» **WHAT YOU ARE ASKED TO DO**
In the records below, find each line containing the word "title" and copy it.
[START]
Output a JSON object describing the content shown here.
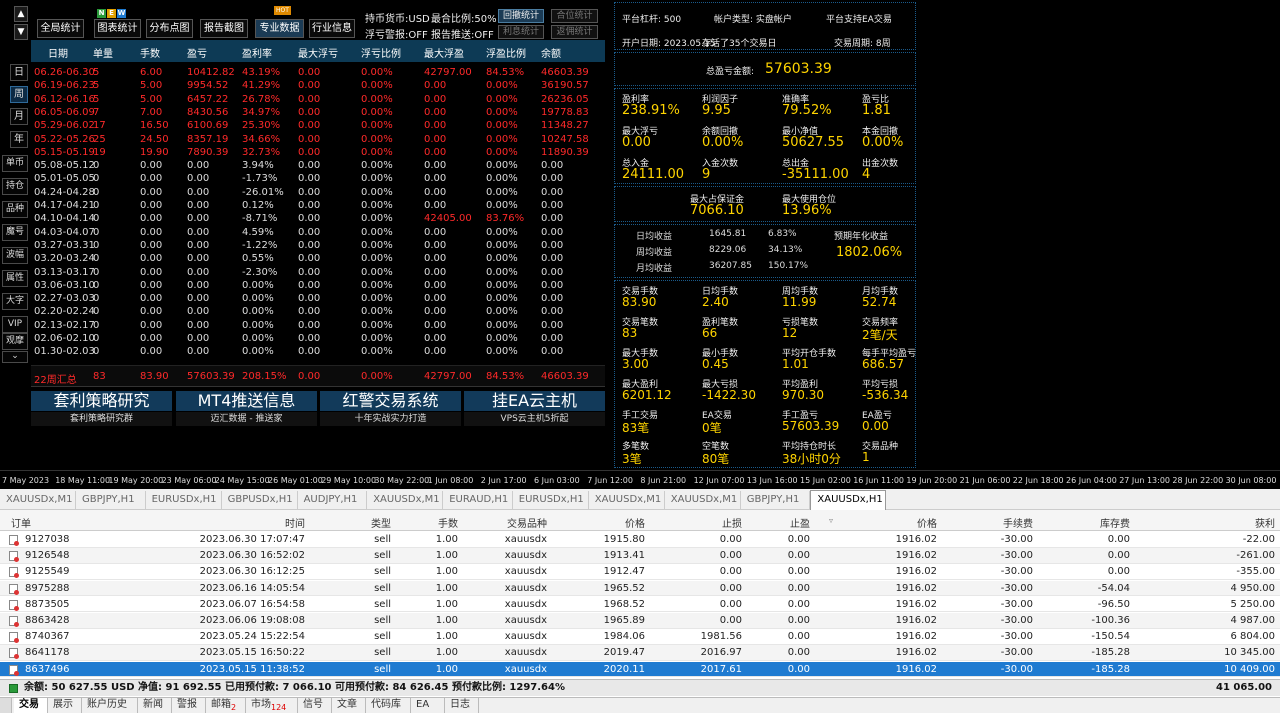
{
  "nav": {
    "up": "▲",
    "down": "▼",
    "period_buttons": [
      "日",
      "周",
      "月",
      "年"
    ],
    "side_buttons": [
      "单币",
      "持仓",
      "品种",
      "魔号",
      "波幅",
      "属性",
      "大字",
      "VIP",
      "观摩"
    ],
    "more": "⌄"
  },
  "toolbar": {
    "badges": [
      "N",
      "E",
      "W"
    ],
    "hot": "HOT",
    "buttons": [
      "全局统计",
      "图表统计",
      "分布点图",
      "报告截图",
      "专业数据",
      "行业信息"
    ],
    "opt1": "持币货币:USD",
    "opt2": "最合比例:50%",
    "opt3": "浮亏警报:OFF",
    "opt4": "报告推送:OFF",
    "mini": [
      "回撤统计",
      "合位统计",
      "利息统计",
      "返佣统计"
    ]
  },
  "table": {
    "headers": [
      "日期",
      "单量",
      "手数",
      "盈亏",
      "盈利率",
      "最大浮亏",
      "浮亏比例",
      "最大浮盈",
      "浮盈比例",
      "余额"
    ],
    "rows": [
      [
        "06.26-06.30",
        "5",
        "6.00",
        "10412.82",
        "43.19%",
        "0.00",
        "0.00%",
        "42797.00",
        "84.53%",
        "46603.39"
      ],
      [
        "06.19-06.23",
        "5",
        "5.00",
        "9954.52",
        "41.29%",
        "0.00",
        "0.00%",
        "0.00",
        "0.00%",
        "36190.57"
      ],
      [
        "06.12-06.16",
        "5",
        "5.00",
        "6457.22",
        "26.78%",
        "0.00",
        "0.00%",
        "0.00",
        "0.00%",
        "26236.05"
      ],
      [
        "06.05-06.09",
        "7",
        "7.00",
        "8430.56",
        "34.97%",
        "0.00",
        "0.00%",
        "0.00",
        "0.00%",
        "19778.83"
      ],
      [
        "05.29-06.02",
        "17",
        "16.50",
        "6100.69",
        "25.30%",
        "0.00",
        "0.00%",
        "0.00",
        "0.00%",
        "11348.27"
      ],
      [
        "05.22-05.26",
        "25",
        "24.50",
        "8357.19",
        "34.66%",
        "0.00",
        "0.00%",
        "0.00",
        "0.00%",
        "10247.58"
      ],
      [
        "05.15-05.19",
        "19",
        "19.90",
        "7890.39",
        "32.73%",
        "0.00",
        "0.00%",
        "0.00",
        "0.00%",
        "11890.39"
      ],
      [
        "05.08-05.12",
        "0",
        "0.00",
        "0.00",
        "3.94%",
        "0.00",
        "0.00%",
        "0.00",
        "0.00%",
        "0.00"
      ],
      [
        "05.01-05.05",
        "0",
        "0.00",
        "0.00",
        "-1.73%",
        "0.00",
        "0.00%",
        "0.00",
        "0.00%",
        "0.00"
      ],
      [
        "04.24-04.28",
        "0",
        "0.00",
        "0.00",
        "-26.01%",
        "0.00",
        "0.00%",
        "0.00",
        "0.00%",
        "0.00"
      ],
      [
        "04.17-04.21",
        "0",
        "0.00",
        "0.00",
        "0.12%",
        "0.00",
        "0.00%",
        "0.00",
        "0.00%",
        "0.00"
      ],
      [
        "04.10-04.14",
        "0",
        "0.00",
        "0.00",
        "-8.71%",
        "0.00",
        "0.00%",
        "42405.00",
        "83.76%",
        "0.00"
      ],
      [
        "04.03-04.07",
        "0",
        "0.00",
        "0.00",
        "4.59%",
        "0.00",
        "0.00%",
        "0.00",
        "0.00%",
        "0.00"
      ],
      [
        "03.27-03.31",
        "0",
        "0.00",
        "0.00",
        "-1.22%",
        "0.00",
        "0.00%",
        "0.00",
        "0.00%",
        "0.00"
      ],
      [
        "03.20-03.24",
        "0",
        "0.00",
        "0.00",
        "0.55%",
        "0.00",
        "0.00%",
        "0.00",
        "0.00%",
        "0.00"
      ],
      [
        "03.13-03.17",
        "0",
        "0.00",
        "0.00",
        "-2.30%",
        "0.00",
        "0.00%",
        "0.00",
        "0.00%",
        "0.00"
      ],
      [
        "03.06-03.10",
        "0",
        "0.00",
        "0.00",
        "0.00%",
        "0.00",
        "0.00%",
        "0.00",
        "0.00%",
        "0.00"
      ],
      [
        "02.27-03.03",
        "0",
        "0.00",
        "0.00",
        "0.00%",
        "0.00",
        "0.00%",
        "0.00",
        "0.00%",
        "0.00"
      ],
      [
        "02.20-02.24",
        "0",
        "0.00",
        "0.00",
        "0.00%",
        "0.00",
        "0.00%",
        "0.00",
        "0.00%",
        "0.00"
      ],
      [
        "02.13-02.17",
        "0",
        "0.00",
        "0.00",
        "0.00%",
        "0.00",
        "0.00%",
        "0.00",
        "0.00%",
        "0.00"
      ],
      [
        "02.06-02.10",
        "0",
        "0.00",
        "0.00",
        "0.00%",
        "0.00",
        "0.00%",
        "0.00",
        "0.00%",
        "0.00"
      ],
      [
        "01.30-02.03",
        "0",
        "0.00",
        "0.00",
        "0.00%",
        "0.00",
        "0.00%",
        "0.00",
        "0.00%",
        "0.00"
      ]
    ],
    "red_rows": 7,
    "red_cells": [
      [
        11,
        7
      ],
      [
        11,
        8
      ]
    ],
    "summary": [
      "22周汇总",
      "83",
      "83.90",
      "57603.39",
      "208.15%",
      "0.00",
      "0.00%",
      "42797.00",
      "84.53%",
      "46603.39"
    ]
  },
  "ads": [
    {
      "title": "套利策略研究",
      "sub": "套利策略研究群"
    },
    {
      "title": "MT4推送信息",
      "sub": "迈汇数据 - 推送家"
    },
    {
      "title": "红警交易系统",
      "sub": "十年实战实力打造"
    },
    {
      "title": "挂EA云主机",
      "sub": "VPS云主机5折起"
    }
  ],
  "right": {
    "info1": [
      "平台杠杆: 500",
      "帐户类型: 实盘帐户",
      "平台支持EA交易"
    ],
    "info2": [
      "开户日期: 2023.05.15",
      "存活了35个交易日",
      "交易周期: 8周"
    ],
    "total_label": "总盈亏金额:",
    "total_value": "57603.39",
    "g1": [
      {
        "l": "盈利率",
        "v": "238.91%"
      },
      {
        "l": "利润因子",
        "v": "9.95"
      },
      {
        "l": "准确率",
        "v": "79.52%"
      },
      {
        "l": "盈亏比",
        "v": "1.81"
      },
      {
        "l": "最大浮亏",
        "v": "0.00"
      },
      {
        "l": "余额回撤",
        "v": "0.00%"
      },
      {
        "l": "最小净值",
        "v": "50627.55"
      },
      {
        "l": "本金回撤",
        "v": "0.00%"
      },
      {
        "l": "总入金",
        "v": "24111.00"
      },
      {
        "l": "入金次数",
        "v": "9"
      },
      {
        "l": "总出金",
        "v": "-35111.00"
      },
      {
        "l": "出金次数",
        "v": "4"
      }
    ],
    "margin": [
      {
        "l": "最大占保证金",
        "v": "7066.10"
      },
      {
        "l": "最大使用仓位",
        "v": "13.96%"
      }
    ],
    "income": [
      {
        "l": "日均收益",
        "a": "1645.81",
        "b": "6.83%"
      },
      {
        "l": "周均收益",
        "a": "8229.06",
        "b": "34.13%"
      },
      {
        "l": "月均收益",
        "a": "36207.85",
        "b": "150.17%"
      }
    ],
    "annual_label": "预期年化收益",
    "annual_value": "1802.06%",
    "g2": [
      {
        "l": "交易手数",
        "v": "83.90"
      },
      {
        "l": "日均手数",
        "v": "2.40"
      },
      {
        "l": "周均手数",
        "v": "11.99"
      },
      {
        "l": "月均手数",
        "v": "52.74"
      },
      {
        "l": "交易笔数",
        "v": "83"
      },
      {
        "l": "盈利笔数",
        "v": "66"
      },
      {
        "l": "亏损笔数",
        "v": "12"
      },
      {
        "l": "交易频率",
        "v": "2笔/天"
      },
      {
        "l": "最大手数",
        "v": "3.00"
      },
      {
        "l": "最小手数",
        "v": "0.45"
      },
      {
        "l": "平均开仓手数",
        "v": "1.01"
      },
      {
        "l": "每手平均盈亏",
        "v": "686.57"
      },
      {
        "l": "最大盈利",
        "v": "6201.12"
      },
      {
        "l": "最大亏损",
        "v": "-1422.30"
      },
      {
        "l": "平均盈利",
        "v": "970.30"
      },
      {
        "l": "平均亏损",
        "v": "-536.34"
      },
      {
        "l": "手工交易",
        "v": "83笔"
      },
      {
        "l": "EA交易",
        "v": "0笔"
      },
      {
        "l": "手工盈亏",
        "v": "57603.39"
      },
      {
        "l": "EA盈亏",
        "v": "0.00"
      },
      {
        "l": "多笔数",
        "v": "3笔"
      },
      {
        "l": "空笔数",
        "v": "80笔"
      },
      {
        "l": "平均持仓时长",
        "v": "38小时0分"
      },
      {
        "l": "交易品种",
        "v": "1"
      }
    ]
  },
  "axis": [
    "7 May 2023",
    "18 May 11:00",
    "19 May 20:00",
    "23 May 06:00",
    "24 May 15:00",
    "26 May 01:00",
    "29 May 10:00",
    "30 May 22:00",
    "1 Jun 08:00",
    "2 Jun 17:00",
    "6 Jun 03:00",
    "7 Jun 12:00",
    "8 Jun 21:00",
    "12 Jun 07:00",
    "13 Jun 16:00",
    "15 Jun 02:00",
    "16 Jun 11:00",
    "19 Jun 20:00",
    "21 Jun 06:00",
    "22 Jun 18:00",
    "26 Jun 04:00",
    "27 Jun 13:00",
    "28 Jun 22:00",
    "30 Jun 08:00"
  ],
  "chart_tabs": [
    "XAUUSDx,M1",
    "GBPJPY,H1",
    "EURUSDx,H1",
    "GBPUSDx,H1",
    "AUDJPY,H1",
    "XAUUSDx,M1",
    "EURAUD,H1",
    "EURUSDx,H1",
    "XAUUSDx,M1",
    "XAUUSDx,M1",
    "GBPJPY,H1",
    "XAUUSDx,H1"
  ],
  "terminal": {
    "headers": [
      "订单",
      "时间",
      "类型",
      "手数",
      "交易品种",
      "价格",
      "止损",
      "止盈",
      "价格",
      "手续费",
      "库存费",
      "获利"
    ],
    "rows": [
      [
        "9127038",
        "2023.06.30 17:07:47",
        "sell",
        "1.00",
        "xauusdx",
        "1915.80",
        "0.00",
        "0.00",
        "1916.02",
        "-30.00",
        "0.00",
        "-22.00"
      ],
      [
        "9126548",
        "2023.06.30 16:52:02",
        "sell",
        "1.00",
        "xauusdx",
        "1913.41",
        "0.00",
        "0.00",
        "1916.02",
        "-30.00",
        "0.00",
        "-261.00"
      ],
      [
        "9125549",
        "2023.06.30 16:12:25",
        "sell",
        "1.00",
        "xauusdx",
        "1912.47",
        "0.00",
        "0.00",
        "1916.02",
        "-30.00",
        "0.00",
        "-355.00"
      ],
      [
        "8975288",
        "2023.06.16 14:05:54",
        "sell",
        "1.00",
        "xauusdx",
        "1965.52",
        "0.00",
        "0.00",
        "1916.02",
        "-30.00",
        "-54.04",
        "4 950.00"
      ],
      [
        "8873505",
        "2023.06.07 16:54:58",
        "sell",
        "1.00",
        "xauusdx",
        "1968.52",
        "0.00",
        "0.00",
        "1916.02",
        "-30.00",
        "-96.50",
        "5 250.00"
      ],
      [
        "8863428",
        "2023.06.06 19:08:08",
        "sell",
        "1.00",
        "xauusdx",
        "1965.89",
        "0.00",
        "0.00",
        "1916.02",
        "-30.00",
        "-100.36",
        "4 987.00"
      ],
      [
        "8740367",
        "2023.05.24 15:22:54",
        "sell",
        "1.00",
        "xauusdx",
        "1984.06",
        "1981.56",
        "0.00",
        "1916.02",
        "-30.00",
        "-150.54",
        "6 804.00"
      ],
      [
        "8641178",
        "2023.05.15 16:50:22",
        "sell",
        "1.00",
        "xauusdx",
        "2019.47",
        "2016.97",
        "0.00",
        "1916.02",
        "-30.00",
        "-185.28",
        "10 345.00"
      ],
      [
        "8637496",
        "2023.05.15 11:38:52",
        "sell",
        "1.00",
        "xauusdx",
        "2020.11",
        "2017.61",
        "0.00",
        "1916.02",
        "-30.00",
        "-185.28",
        "10 409.00"
      ]
    ],
    "balance_line": "余额: 50 627.55 USD  净值: 91 692.55  已用预付款: 7 066.10  可用预付款: 84 626.45  预付款比例: 1297.64%",
    "balance_total": "41 065.00"
  },
  "bottom_tabs": [
    {
      "l": "交易",
      "n": ""
    },
    {
      "l": "展示",
      "n": ""
    },
    {
      "l": "账户历史",
      "n": ""
    },
    {
      "l": "新闻",
      "n": ""
    },
    {
      "l": "警报",
      "n": ""
    },
    {
      "l": "邮箱",
      "n": "2"
    },
    {
      "l": "市场",
      "n": "124"
    },
    {
      "l": "信号",
      "n": ""
    },
    {
      "l": "文章",
      "n": ""
    },
    {
      "l": "代码库",
      "n": ""
    },
    {
      "l": "EA",
      "n": ""
    },
    {
      "l": "日志",
      "n": ""
    }
  ],
  "colors": {
    "red": "#ff2a2a",
    "yellow": "#ffd400",
    "header_blue": "#0d3a55",
    "selected": "#1f7bd1"
  }
}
[END]
» **THE SOLUTION**
      "title": "套利策略研究",
      "title": "MT4推送信息",
      "title": "红警交易系统",
      "title": "挂EA云主机",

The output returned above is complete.